DIRECTION :: Find the lines in these entries that include the word "this" and state how many there are, with no other words.

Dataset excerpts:
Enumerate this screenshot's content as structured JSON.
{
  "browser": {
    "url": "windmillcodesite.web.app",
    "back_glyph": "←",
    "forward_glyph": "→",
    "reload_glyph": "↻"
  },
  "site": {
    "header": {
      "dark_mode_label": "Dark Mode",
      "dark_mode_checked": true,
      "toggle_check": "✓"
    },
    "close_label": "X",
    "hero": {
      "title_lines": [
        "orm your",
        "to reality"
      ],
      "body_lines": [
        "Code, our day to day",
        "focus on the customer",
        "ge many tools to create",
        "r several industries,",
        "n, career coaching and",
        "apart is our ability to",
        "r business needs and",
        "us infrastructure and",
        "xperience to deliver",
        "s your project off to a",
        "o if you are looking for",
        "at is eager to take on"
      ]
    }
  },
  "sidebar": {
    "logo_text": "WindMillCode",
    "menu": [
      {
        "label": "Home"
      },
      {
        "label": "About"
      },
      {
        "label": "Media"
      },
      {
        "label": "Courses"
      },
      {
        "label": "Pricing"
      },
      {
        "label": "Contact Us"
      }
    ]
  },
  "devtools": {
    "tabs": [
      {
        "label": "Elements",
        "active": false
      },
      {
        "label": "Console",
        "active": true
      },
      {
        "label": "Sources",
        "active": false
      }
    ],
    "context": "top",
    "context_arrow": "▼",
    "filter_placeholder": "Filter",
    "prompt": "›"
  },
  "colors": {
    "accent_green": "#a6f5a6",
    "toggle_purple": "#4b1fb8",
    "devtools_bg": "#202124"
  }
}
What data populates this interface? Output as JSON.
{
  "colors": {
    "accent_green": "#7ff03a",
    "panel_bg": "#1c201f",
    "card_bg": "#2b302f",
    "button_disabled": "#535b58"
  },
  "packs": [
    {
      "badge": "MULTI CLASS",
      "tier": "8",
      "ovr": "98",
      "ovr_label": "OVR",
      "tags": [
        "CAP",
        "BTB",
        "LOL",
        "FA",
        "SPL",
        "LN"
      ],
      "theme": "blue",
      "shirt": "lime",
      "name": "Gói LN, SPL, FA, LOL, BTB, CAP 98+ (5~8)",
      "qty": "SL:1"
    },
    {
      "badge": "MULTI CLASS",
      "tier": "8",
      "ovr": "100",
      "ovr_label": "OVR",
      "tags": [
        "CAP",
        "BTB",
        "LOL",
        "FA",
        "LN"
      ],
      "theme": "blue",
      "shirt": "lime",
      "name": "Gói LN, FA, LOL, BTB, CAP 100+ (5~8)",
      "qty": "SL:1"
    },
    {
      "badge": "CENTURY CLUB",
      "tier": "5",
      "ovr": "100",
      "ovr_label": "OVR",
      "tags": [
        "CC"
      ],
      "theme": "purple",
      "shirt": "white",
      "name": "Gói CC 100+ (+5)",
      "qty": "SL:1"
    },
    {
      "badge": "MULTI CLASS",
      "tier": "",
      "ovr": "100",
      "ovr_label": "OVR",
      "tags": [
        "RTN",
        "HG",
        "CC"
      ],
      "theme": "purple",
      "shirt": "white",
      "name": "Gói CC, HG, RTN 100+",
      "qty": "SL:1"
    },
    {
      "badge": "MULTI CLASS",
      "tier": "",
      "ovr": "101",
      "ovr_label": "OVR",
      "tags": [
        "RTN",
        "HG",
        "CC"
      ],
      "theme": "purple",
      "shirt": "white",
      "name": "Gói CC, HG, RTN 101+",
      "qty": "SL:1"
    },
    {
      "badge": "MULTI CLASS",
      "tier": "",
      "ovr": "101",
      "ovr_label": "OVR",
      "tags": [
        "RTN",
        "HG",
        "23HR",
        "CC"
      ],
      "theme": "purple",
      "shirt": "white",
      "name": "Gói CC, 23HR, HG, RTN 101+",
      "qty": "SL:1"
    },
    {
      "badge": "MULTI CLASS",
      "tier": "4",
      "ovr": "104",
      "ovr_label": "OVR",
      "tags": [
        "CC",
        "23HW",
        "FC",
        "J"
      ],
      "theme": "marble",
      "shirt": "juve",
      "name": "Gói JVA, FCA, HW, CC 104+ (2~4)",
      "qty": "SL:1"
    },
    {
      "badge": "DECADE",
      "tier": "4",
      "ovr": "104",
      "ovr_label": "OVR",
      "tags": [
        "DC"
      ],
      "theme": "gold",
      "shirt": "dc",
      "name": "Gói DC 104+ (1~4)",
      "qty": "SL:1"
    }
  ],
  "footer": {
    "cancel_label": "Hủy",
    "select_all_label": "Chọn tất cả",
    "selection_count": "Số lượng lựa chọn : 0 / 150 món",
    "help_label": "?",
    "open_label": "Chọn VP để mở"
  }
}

OUTPUT :: 2